*ACTIVITY*. Look over the entries below. Report how many lines hold the word "nValue", and only that.

*Extracted records*.

↓

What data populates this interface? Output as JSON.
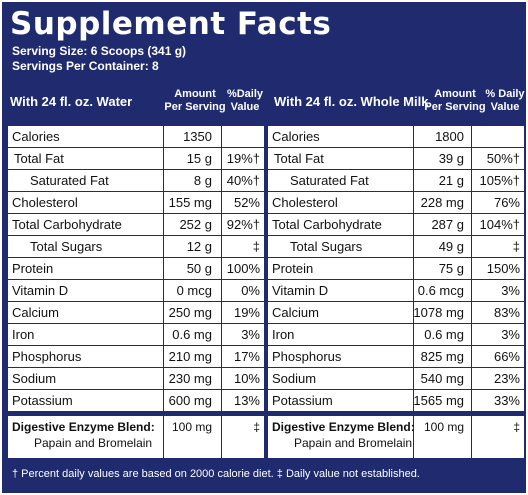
{
  "title": "Supplement Facts",
  "serving_size": "Serving Size: 6 Scoops (341 g)",
  "servings_per_container": "Servings Per Container: 8",
  "columns": [
    {
      "label": "With 24 fl. oz. Water",
      "amount_header": "Amount\nPer Serving",
      "dv_header": "%Daily\nValue",
      "rows": [
        {
          "name": "Calories",
          "amount": "1350",
          "dv": "",
          "indent": 0
        },
        {
          "name": "Total Fat",
          "amount": "15 g",
          "dv": "19%†",
          "indent": 1
        },
        {
          "name": "Saturated Fat",
          "amount": "8 g",
          "dv": "40%†",
          "indent": 2
        },
        {
          "name": "Cholesterol",
          "amount": "155 mg",
          "dv": "52%",
          "indent": 0
        },
        {
          "name": "Total Carbohydrate",
          "amount": "252 g",
          "dv": "92%†",
          "indent": 0
        },
        {
          "name": "Total Sugars",
          "amount": "12 g",
          "dv": "‡",
          "indent": 2
        },
        {
          "name": "Protein",
          "amount": "50 g",
          "dv": "100%",
          "indent": 0
        },
        {
          "name": "Vitamin D",
          "amount": "0 mcg",
          "dv": "0%",
          "indent": 0
        },
        {
          "name": "Calcium",
          "amount": "250 mg",
          "dv": "19%",
          "indent": 0
        },
        {
          "name": "Iron",
          "amount": "0.6 mg",
          "dv": "3%",
          "indent": 0
        },
        {
          "name": "Phosphorus",
          "amount": "210 mg",
          "dv": "17%",
          "indent": 0
        },
        {
          "name": "Sodium",
          "amount": "230 mg",
          "dv": "10%",
          "indent": 0
        },
        {
          "name": "Potassium",
          "amount": "600 mg",
          "dv": "13%",
          "indent": 0
        }
      ],
      "enzyme": {
        "name": "Digestive Enzyme Blend:",
        "sub": "Papain and Bromelain",
        "amount": "100 mg",
        "dv": "‡"
      }
    },
    {
      "label": "With 24 fl. oz. Whole Milk",
      "amount_header": "Amount\nPer Serving",
      "dv_header": "% Daily\nValue",
      "rows": [
        {
          "name": "Calories",
          "amount": "1800",
          "dv": "",
          "indent": 0
        },
        {
          "name": "Total Fat",
          "amount": "39 g",
          "dv": "50%†",
          "indent": 1
        },
        {
          "name": "Saturated Fat",
          "amount": "21 g",
          "dv": "105%†",
          "indent": 2
        },
        {
          "name": "Cholesterol",
          "amount": "228 mg",
          "dv": "76%",
          "indent": 0
        },
        {
          "name": "Total Carbohydrate",
          "amount": "287 g",
          "dv": "104%†",
          "indent": 0
        },
        {
          "name": "Total Sugars",
          "amount": "49 g",
          "dv": "‡",
          "indent": 2
        },
        {
          "name": "Protein",
          "amount": "75 g",
          "dv": "150%",
          "indent": 0
        },
        {
          "name": "Vitamin D",
          "amount": "0.6 mcg",
          "dv": "3%",
          "indent": 0
        },
        {
          "name": "Calcium",
          "amount": "1078 mg",
          "dv": "83%",
          "indent": 0
        },
        {
          "name": "Iron",
          "amount": "0.6 mg",
          "dv": "3%",
          "indent": 0
        },
        {
          "name": "Phosphorus",
          "amount": "825 mg",
          "dv": "66%",
          "indent": 0
        },
        {
          "name": "Sodium",
          "amount": "540 mg",
          "dv": "23%",
          "indent": 0
        },
        {
          "name": "Potassium",
          "amount": "1565 mg",
          "dv": "33%",
          "indent": 0
        }
      ],
      "enzyme": {
        "name": "Digestive Enzyme Blend:",
        "sub": "Papain and Bromelain",
        "amount": "100 mg",
        "dv": "‡"
      }
    }
  ],
  "footnote": "† Percent daily values are based on 2000 calorie diet.  ‡ Daily value not established.",
  "colors": {
    "background": "#1f2b6e",
    "table": "#ffffff",
    "text": "#111111"
  }
}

↑

*YOUR SOLUTION*. 2